INSTRUCTIONS TO FOLLOW: Collect from the data below each line with "recovery".

DATA LINES:
====

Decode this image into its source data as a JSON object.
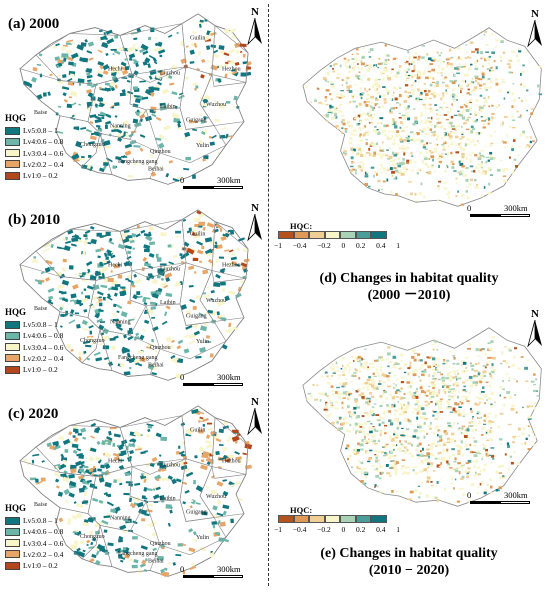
{
  "panels": [
    {
      "title": "(a) 2000"
    },
    {
      "title": "(b) 2010"
    },
    {
      "title": "(c) 2020"
    }
  ],
  "hqg_legend": {
    "title": "HQG",
    "items": [
      {
        "label": "Lv5:0.8 – 1",
        "color": "#11767f"
      },
      {
        "label": "Lv4:0.6 – 0.8",
        "color": "#6cb5a9"
      },
      {
        "label": "Lv3:0.4 – 0.6",
        "color": "#f8f5c8"
      },
      {
        "label": "Lv2:0.2 – 0.4",
        "color": "#e7a668"
      },
      {
        "label": "Lv1:0 – 0.2",
        "color": "#b2471c"
      }
    ]
  },
  "hqc_legend": {
    "title": "HQC:",
    "ticks": [
      "−1",
      "−0.4",
      "−0.2",
      "0",
      "0.2",
      "0.4",
      "1"
    ],
    "colors": [
      "#b5531e",
      "#df9a57",
      "#f0cf96",
      "#f8f5c8",
      "#a8d3b6",
      "#4a9e97",
      "#11767f"
    ]
  },
  "change_panels": [
    {
      "title_line1": "(d) Changes in habitat quality",
      "title_line2": "(2000 －2010)"
    },
    {
      "title_line1": "(e) Changes in habitat quality",
      "title_line2": "(2010 − 2020)"
    }
  ],
  "north_label": "N",
  "scale": {
    "zero": "0",
    "dist": "300km"
  },
  "city_labels": [
    "Guilin",
    "Hezhou",
    "Hechi",
    "Liuzhou",
    "Baise",
    "Laibin",
    "Wuzhou",
    "Guigang",
    "Nanning",
    "Chongzuo",
    "Yulin",
    "Qinzhou",
    "Fangcheng gang",
    "Beihai"
  ]
}
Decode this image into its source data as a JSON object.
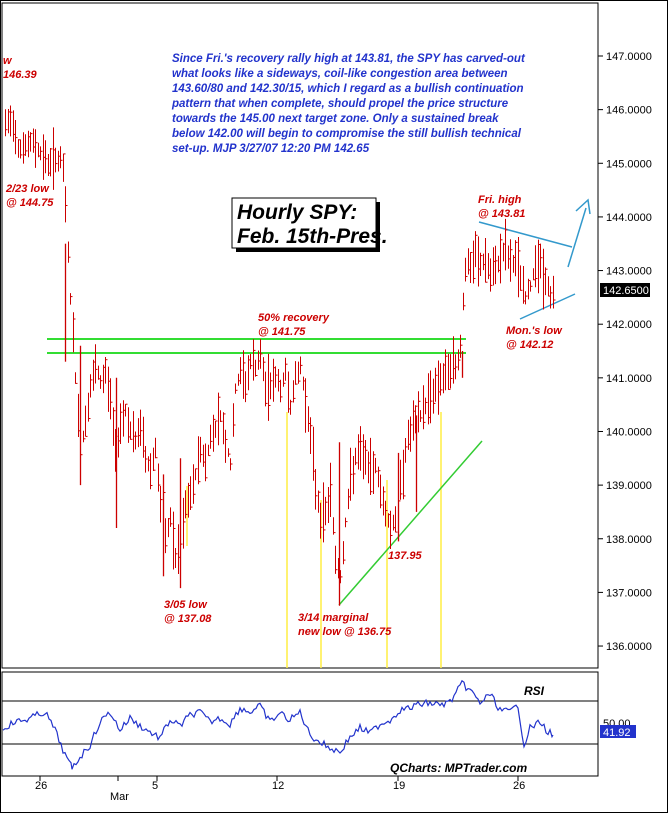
{
  "chart_data": {
    "type": "candlestick",
    "title": "Hourly SPY:",
    "subtitle": "Feb. 15th-Pres.",
    "ylim": [
      135.6,
      147.9
    ],
    "yticks": [
      "147.0000",
      "146.0000",
      "145.0000",
      "144.0000",
      "143.0000",
      "142.0000",
      "141.0000",
      "140.0000",
      "139.0000",
      "138.0000",
      "137.0000",
      "136.0000"
    ],
    "last_price": "142.6500",
    "x_ticks": [
      "26",
      "Mar",
      "5",
      "12",
      "19",
      "26"
    ],
    "commentary": [
      "Since Fri.'s recovery rally high at 143.81, the SPY has carved-out",
      "what looks like a sideways, coil-like congestion area between",
      "143.60/80 and 142.30/15, which I regard as a bullish continuation",
      "pattern that when complete, should propel the price structure",
      "towards the 145.00 next target zone. Only a sustained break",
      "below 142.00 will begin to compromise the still bullish technical",
      "set-up.  MJP  3/27/07 12:20 PM  142.65"
    ],
    "annotations": [
      {
        "id": "w146",
        "lines": [
          "w",
          "146.39"
        ]
      },
      {
        "id": "feb23",
        "lines": [
          "2/23 low",
          "@ 144.75"
        ]
      },
      {
        "id": "recovery",
        "lines": [
          "50% recovery",
          "@ 141.75"
        ]
      },
      {
        "id": "mar05",
        "lines": [
          "3/05 low",
          "@ 137.08"
        ]
      },
      {
        "id": "mar14",
        "lines": [
          "3/14  marginal",
          "new low @ 136.75"
        ]
      },
      {
        "id": "p13795",
        "lines": [
          "137.95"
        ]
      },
      {
        "id": "frihigh",
        "lines": [
          "Fri. high",
          "@ 143.81"
        ]
      },
      {
        "id": "monlow",
        "lines": [
          "Mon.'s low",
          "@ 142.12"
        ]
      }
    ],
    "resistance_levels": [
      141.5,
      141.75
    ],
    "rsi": {
      "label": "RSI",
      "yticks": [
        "50.00"
      ],
      "last_value": "41.92",
      "levels": [
        70,
        30
      ]
    },
    "credit": "QCharts: MPTrader.com",
    "colors": {
      "bar": "#cc0000",
      "notes": "#2233cc",
      "level_lines": "#33dd33",
      "trendline_up": "#33cc33",
      "triangle": "#3399cc",
      "yellow_markers": "#ffee44",
      "rsi_line": "#2233cc"
    }
  }
}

====

OUTPUT OF THE EXERCISE:
      "Since Fri.'s recovery rally high at 143.81, the SPY has carved-out",
        "id": "recovery",
          "50% recovery",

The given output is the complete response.